| Do this |
Convert every line of the records below into a Markdown table with two columns, Row and Line, where Row holds a running number and Line holds the line itself. Leave out blank lines.

| Dataset extract |
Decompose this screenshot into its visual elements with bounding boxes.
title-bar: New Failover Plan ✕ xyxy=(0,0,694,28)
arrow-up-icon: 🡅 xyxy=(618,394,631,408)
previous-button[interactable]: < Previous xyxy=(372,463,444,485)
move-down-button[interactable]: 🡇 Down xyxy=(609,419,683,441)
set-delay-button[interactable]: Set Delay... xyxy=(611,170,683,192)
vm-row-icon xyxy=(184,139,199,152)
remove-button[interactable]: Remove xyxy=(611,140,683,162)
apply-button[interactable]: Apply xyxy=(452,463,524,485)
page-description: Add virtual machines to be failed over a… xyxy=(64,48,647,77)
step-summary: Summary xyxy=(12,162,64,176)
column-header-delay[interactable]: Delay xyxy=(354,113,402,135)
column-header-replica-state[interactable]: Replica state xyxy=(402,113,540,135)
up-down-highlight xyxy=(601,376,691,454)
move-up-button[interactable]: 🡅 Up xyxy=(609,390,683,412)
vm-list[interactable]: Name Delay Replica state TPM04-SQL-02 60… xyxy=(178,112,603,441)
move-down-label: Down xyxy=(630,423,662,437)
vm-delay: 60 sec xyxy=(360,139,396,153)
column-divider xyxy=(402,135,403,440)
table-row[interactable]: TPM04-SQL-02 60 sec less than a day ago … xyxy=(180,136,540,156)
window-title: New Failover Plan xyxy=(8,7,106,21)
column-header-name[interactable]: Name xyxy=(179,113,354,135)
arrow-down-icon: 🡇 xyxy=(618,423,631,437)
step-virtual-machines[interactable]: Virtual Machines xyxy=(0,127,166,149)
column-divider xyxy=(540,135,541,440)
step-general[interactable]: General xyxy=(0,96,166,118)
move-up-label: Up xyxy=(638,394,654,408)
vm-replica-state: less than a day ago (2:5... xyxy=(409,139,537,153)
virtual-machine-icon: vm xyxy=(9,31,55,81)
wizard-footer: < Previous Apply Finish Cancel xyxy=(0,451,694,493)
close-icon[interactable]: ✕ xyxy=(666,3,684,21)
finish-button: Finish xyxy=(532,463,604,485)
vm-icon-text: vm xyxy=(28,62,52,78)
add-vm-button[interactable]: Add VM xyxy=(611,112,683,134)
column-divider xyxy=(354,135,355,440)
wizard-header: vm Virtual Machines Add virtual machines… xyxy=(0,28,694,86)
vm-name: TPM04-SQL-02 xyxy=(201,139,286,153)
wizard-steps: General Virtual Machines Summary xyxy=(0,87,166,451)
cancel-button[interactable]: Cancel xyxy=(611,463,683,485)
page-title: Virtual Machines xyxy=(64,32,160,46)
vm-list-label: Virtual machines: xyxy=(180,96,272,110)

| Exercise answer |
| Row | Line |
|---|---|
| 1 | Decompose this screenshot into its visual elements with bounding boxes. |
| 2 | title-bar: New Failover Plan ✕ xyxy=(0,0,694,28) |
| 3 | arrow-up-icon: 🡅 xyxy=(618,394,631,408) |
| 4 | previous-button[interactable]: < Previous xyxy=(372,463,444,485) |
| 5 | move-down-button[interactable]: 🡇 Down xyxy=(609,419,683,441) |
| 6 | set-delay-button[interactable]: Set Delay... xyxy=(611,170,683,192) |
| 7 | vm-row-icon xyxy=(184,139,199,152) |
| 8 | remove-button[interactable]: Remove xyxy=(611,140,683,162) |
| 9 | apply-button[interactable]: Apply xyxy=(452,463,524,485) |
| 10 | page-description: Add virtual machines to be failed over a… xyxy=(64,48,647,77) |
| 11 | step-summary: Summary xyxy=(12,162,64,176) |
| 12 | column-header-delay[interactable]: Delay xyxy=(354,113,402,135) |
| 13 | column-header-replica-state[interactable]: Replica state xyxy=(402,113,540,135) |
| 14 | up-down-highlight xyxy=(601,376,691,454) |
| 15 | move-up-button[interactable]: 🡅 Up xyxy=(609,390,683,412) |
| 16 | vm-list[interactable]: Name Delay Replica state TPM04-SQL-02 60… xyxy=(178,112,603,441) |
| 17 | move-down-label: Down xyxy=(630,423,662,437) |
| 18 | vm-delay: 60 sec xyxy=(360,139,396,153) |
| 19 | column-divider xyxy=(402,135,403,440) |
| 20 | table-row[interactable]: TPM04-SQL-02 60 sec less than a day ago … xyxy=(180,136,540,156) |
| 21 | window-title: New Failover Plan xyxy=(8,7,106,21) |
| 22 | column-header-name[interactable]: Name xyxy=(179,113,354,135) |
| 23 | arrow-down-icon: 🡇 xyxy=(618,423,631,437) |
| 24 | step-virtual-machines[interactable]: Virtual Machines xyxy=(0,127,166,149) |
| 25 | column-divider xyxy=(540,135,541,440) |
| 26 | step-general[interactable]: General xyxy=(0,96,166,118) |
| 27 | move-up-label: Up xyxy=(638,394,654,408) |
| 28 | vm-replica-state: less than a day ago (2:5... xyxy=(409,139,537,153) |
| 29 | virtual-machine-icon: vm xyxy=(9,31,55,81) |
| 30 | wizard-footer: < Previous Apply Finish Cancel xyxy=(0,451,694,493) |
| 31 | close-icon[interactable]: ✕ xyxy=(666,3,684,21) |
| 32 | finish-button: Finish xyxy=(532,463,604,485) |
| 33 | vm-icon-text: vm xyxy=(28,62,52,78) |
| 34 | add-vm-button[interactable]: Add VM xyxy=(611,112,683,134) |
| 35 | column-divider xyxy=(354,135,355,440) |
| 36 | wizard-header: vm Virtual Machines Add virtual machines… xyxy=(0,28,694,86) |
| 37 | vm-name: TPM04-SQL-02 xyxy=(201,139,286,153) |
| 38 | wizard-steps: General Virtual Machines Summary xyxy=(0,87,166,451) |
| 39 | cancel-button[interactable]: Cancel xyxy=(611,463,683,485) |
| 40 | page-title: Virtual Machines xyxy=(64,32,160,46) |
| 41 | vm-list-label: Virtual machines: xyxy=(180,96,272,110) |